Source: SHRM (2016), cited in PMC peer-reviewed study on digital footprint and recruitment decisions
71% won't apply to companies with negative publicity

Negative executive reputation filters talent before the pipeline starts

A CareerBuilder survey found that 71% of US workers won't apply to a company with negative public information about its leadership. This filtering happens before any contact is made — at the search result stage. The same mechanism applies to investors and partners who search executive names: a negative result narrows the funnel before any conversation begins.

Source: CareerBuilder survey, cited in Nadernejad Media executive reputation research roundup

Frequently Asked Questions

Why does executive reputation affect company value?
Because stakeholders — investors, analysts, journalists, potential employees, partners — evaluate leadership before they evaluate the business. A CEO or senior executive with a strong, coherent online presence signals competence, stability, and credibility. The reverse is also true: a thin or damaged personal digital presence creates doubt about the organisation itself. Weber Shandwick's research across 1,700 executives in 19 countries found 44% of company market value attributed directly to CEO reputation — not as a soft proxy, but as a measurable driver of investor and stakeholder behaviour.
Does this apply to executives below CEO level?
Yes, with a different weight. The same Weber Shandwick study noted that the expectation of external engagement and visibility applies across the C-suite, not just the CEO. For board members and other senior executives, the stakes are lower in absolute market-value terms, but the same due diligence behaviour applies: people search your name before meetings, partnerships, speaking invitations, and media appearances. The score adjusts for role — CEO carries the highest position weight, but top management and board members are also scored meaningfully.
What counts as a "negative publication" in Google's top-10?
Any result that presents you or your work in a materially damaging light: investigative journalism, complaint articles, legal proceedings coverage, critical op-eds that rank for your name, Glassdoor reviews tied to your leadership, or sustained negative social media threads that Google has indexed and ranked. A neutral result — a directory listing you didn't create, a third-party bio — doesn't count as negative. The question is specifically about content that would change a stakeholder's perception negatively before any interaction with you.
^^^^^^^^
**Using the information**
1 – In the executive reputation text, retype the passage from "A CareerBuilder survey" to "affect company value?".
2 – Do these statements agree with the executive reputation text? Answer yes or no for each, and quote the words from the text that decide it.
(a) The Weber Shandwick research covered 1,700 executives in 19 countries.
(b) A third-party bio counts as a negative publication.
(c) The CareerBuilder survey found that 44% of US workers won't apply to a company with negative public information about its leadership.
3 – In the executive reputation text, which role carries the highest position weight in the score?
^^^^^^^^
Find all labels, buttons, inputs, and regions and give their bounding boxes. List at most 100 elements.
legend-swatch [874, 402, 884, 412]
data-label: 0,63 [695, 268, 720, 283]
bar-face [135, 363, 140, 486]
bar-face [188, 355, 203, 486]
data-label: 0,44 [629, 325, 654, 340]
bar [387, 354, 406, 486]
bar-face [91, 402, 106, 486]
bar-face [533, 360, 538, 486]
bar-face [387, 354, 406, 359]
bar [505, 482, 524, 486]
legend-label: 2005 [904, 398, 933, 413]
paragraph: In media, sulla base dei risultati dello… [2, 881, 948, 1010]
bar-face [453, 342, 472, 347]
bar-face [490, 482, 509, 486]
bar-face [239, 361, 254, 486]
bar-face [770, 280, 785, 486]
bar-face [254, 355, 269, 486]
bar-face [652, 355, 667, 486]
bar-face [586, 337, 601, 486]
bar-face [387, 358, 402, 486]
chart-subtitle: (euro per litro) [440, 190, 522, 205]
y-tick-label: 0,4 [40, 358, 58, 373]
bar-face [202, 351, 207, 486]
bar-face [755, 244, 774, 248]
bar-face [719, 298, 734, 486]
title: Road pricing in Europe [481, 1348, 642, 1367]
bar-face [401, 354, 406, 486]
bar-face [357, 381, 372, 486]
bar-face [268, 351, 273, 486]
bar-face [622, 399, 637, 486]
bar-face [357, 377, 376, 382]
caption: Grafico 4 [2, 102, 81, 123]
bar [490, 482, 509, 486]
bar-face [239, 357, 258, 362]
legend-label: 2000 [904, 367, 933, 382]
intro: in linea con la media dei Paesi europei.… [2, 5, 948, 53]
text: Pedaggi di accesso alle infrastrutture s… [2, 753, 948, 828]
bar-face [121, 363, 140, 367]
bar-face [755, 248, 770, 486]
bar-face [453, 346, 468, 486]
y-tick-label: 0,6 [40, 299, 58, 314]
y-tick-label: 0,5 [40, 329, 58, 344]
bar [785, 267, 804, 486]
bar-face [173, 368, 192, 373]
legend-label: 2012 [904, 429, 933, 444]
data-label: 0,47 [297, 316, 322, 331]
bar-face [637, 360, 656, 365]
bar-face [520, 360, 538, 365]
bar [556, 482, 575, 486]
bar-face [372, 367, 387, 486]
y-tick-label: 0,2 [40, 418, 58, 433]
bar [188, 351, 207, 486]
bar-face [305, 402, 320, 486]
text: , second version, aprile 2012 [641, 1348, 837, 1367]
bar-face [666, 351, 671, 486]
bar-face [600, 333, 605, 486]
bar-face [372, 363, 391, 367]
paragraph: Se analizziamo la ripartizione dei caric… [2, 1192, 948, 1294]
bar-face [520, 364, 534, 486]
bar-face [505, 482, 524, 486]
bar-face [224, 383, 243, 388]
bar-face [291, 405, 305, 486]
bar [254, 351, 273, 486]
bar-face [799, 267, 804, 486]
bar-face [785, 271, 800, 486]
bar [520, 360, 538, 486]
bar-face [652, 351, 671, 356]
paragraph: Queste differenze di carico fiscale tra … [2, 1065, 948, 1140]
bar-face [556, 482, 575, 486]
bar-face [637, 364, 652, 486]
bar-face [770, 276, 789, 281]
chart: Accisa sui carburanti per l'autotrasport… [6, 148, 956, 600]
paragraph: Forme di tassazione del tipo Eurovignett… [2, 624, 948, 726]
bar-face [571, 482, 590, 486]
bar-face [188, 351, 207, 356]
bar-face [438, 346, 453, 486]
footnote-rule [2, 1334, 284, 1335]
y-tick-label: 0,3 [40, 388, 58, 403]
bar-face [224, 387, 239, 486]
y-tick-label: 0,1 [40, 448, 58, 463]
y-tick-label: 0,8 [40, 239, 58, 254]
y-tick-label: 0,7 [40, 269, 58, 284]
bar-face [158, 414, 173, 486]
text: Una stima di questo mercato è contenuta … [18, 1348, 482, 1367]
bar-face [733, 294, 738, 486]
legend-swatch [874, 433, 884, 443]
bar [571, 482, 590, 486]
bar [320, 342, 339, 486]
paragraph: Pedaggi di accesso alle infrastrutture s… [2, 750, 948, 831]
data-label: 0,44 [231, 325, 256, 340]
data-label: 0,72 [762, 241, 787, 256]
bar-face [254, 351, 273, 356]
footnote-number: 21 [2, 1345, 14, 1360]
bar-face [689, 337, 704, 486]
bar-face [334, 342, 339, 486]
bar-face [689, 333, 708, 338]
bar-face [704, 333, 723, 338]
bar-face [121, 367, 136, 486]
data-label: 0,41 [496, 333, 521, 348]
^^^^^^^^
**Answers by item**
1 –
A CareerBuilder survey found that 71% of US workers won't apply to a company with negative public information about its leadership. This filtering happens before any contact is made — at the search result stage. The same mechanism applies to investors and partners who search executive names: a negative result narrows the funnel before any conversation begins.

Source: CareerBuilder survey, cited in Nadernejad Media executive reputation research roundup

Frequently Asked Questions

Why does executive reputation affect company value?

2 –
(a) Yes: "Weber Shandwick's research across 1,700 executives in 19 countries"
(b) No: "A neutral result — a directory listing you didn't create, a third-party bio — doesn't count as negative."
(c) No: "A CareerBuilder survey found that 71% of US workers won't apply to a company with negative public information about its leadership."

3 – The CEO.